* Begin DATA FOR THIS TASK *

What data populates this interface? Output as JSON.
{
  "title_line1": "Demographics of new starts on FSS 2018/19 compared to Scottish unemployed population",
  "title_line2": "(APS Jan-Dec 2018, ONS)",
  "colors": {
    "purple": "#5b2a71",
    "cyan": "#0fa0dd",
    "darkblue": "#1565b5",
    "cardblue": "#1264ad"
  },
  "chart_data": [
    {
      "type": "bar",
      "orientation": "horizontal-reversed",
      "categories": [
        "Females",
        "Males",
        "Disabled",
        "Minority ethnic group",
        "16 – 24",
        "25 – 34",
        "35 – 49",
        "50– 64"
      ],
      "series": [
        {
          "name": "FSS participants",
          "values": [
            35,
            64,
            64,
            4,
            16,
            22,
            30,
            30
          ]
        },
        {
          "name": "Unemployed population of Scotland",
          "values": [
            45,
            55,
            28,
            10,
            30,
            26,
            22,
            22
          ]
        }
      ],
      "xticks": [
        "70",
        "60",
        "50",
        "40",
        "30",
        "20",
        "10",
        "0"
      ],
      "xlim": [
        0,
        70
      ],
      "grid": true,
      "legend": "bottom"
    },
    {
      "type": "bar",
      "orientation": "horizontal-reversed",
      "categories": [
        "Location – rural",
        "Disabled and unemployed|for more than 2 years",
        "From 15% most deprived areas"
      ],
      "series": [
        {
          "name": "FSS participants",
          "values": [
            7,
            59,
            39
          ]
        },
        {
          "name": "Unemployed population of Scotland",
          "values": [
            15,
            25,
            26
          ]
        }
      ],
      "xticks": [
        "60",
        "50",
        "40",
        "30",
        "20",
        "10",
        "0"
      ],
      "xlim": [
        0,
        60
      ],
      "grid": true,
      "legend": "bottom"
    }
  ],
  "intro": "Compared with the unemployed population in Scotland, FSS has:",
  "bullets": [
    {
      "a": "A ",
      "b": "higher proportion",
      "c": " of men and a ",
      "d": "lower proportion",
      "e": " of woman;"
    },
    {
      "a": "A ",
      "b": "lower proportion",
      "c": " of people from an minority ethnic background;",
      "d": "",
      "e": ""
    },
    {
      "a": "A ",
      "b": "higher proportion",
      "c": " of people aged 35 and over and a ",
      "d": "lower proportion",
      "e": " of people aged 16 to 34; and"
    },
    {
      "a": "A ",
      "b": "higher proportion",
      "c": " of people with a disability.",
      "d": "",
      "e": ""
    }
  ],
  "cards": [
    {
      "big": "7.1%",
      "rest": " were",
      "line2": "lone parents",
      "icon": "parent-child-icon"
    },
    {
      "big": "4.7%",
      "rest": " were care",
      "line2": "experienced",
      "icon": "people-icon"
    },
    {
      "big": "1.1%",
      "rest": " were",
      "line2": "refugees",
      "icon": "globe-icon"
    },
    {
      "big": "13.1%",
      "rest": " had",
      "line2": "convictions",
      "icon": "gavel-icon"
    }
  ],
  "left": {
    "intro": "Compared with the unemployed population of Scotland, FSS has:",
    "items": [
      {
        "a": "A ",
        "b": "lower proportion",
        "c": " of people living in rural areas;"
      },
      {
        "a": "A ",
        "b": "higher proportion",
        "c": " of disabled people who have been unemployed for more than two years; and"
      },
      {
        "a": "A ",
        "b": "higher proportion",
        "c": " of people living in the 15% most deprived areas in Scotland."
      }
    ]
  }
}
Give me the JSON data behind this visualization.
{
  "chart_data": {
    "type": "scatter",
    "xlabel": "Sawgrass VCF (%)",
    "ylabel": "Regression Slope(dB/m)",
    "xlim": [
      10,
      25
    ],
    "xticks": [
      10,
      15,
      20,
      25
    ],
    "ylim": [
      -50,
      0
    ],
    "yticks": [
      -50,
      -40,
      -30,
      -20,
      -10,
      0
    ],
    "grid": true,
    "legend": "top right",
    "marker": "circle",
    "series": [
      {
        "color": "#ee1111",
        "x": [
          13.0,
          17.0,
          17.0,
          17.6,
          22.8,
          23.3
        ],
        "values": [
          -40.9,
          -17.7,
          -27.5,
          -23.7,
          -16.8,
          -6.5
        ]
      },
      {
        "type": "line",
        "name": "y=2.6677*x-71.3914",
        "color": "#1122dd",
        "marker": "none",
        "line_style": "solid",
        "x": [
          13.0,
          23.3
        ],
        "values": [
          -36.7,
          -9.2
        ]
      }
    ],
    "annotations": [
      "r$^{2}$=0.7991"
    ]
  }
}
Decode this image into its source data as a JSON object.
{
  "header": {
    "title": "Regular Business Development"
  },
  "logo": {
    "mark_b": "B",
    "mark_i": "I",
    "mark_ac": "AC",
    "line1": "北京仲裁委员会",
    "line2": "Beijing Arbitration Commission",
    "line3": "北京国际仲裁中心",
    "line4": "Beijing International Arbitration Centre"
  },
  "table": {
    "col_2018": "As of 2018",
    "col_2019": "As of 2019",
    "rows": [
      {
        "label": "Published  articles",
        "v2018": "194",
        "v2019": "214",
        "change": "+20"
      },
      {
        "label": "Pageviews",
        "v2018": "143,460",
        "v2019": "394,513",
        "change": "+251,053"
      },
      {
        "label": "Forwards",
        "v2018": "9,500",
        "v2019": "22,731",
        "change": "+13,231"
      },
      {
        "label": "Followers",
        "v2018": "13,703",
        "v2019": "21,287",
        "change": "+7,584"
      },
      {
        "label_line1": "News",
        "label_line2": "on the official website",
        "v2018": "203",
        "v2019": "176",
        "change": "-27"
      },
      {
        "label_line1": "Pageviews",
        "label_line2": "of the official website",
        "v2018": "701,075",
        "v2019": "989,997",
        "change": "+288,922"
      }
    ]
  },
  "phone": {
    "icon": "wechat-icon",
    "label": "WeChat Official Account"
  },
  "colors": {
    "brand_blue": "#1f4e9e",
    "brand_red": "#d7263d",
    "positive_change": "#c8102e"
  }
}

* End DATA FOR THIS TASK *

REQUEST
Locate the word "Beijing" in the records and collect each line it appears in.

FULL OUTPUT
    "line2": "Beijing Arbitration Commission",
    "line4": "Beijing International Arbitration Centre"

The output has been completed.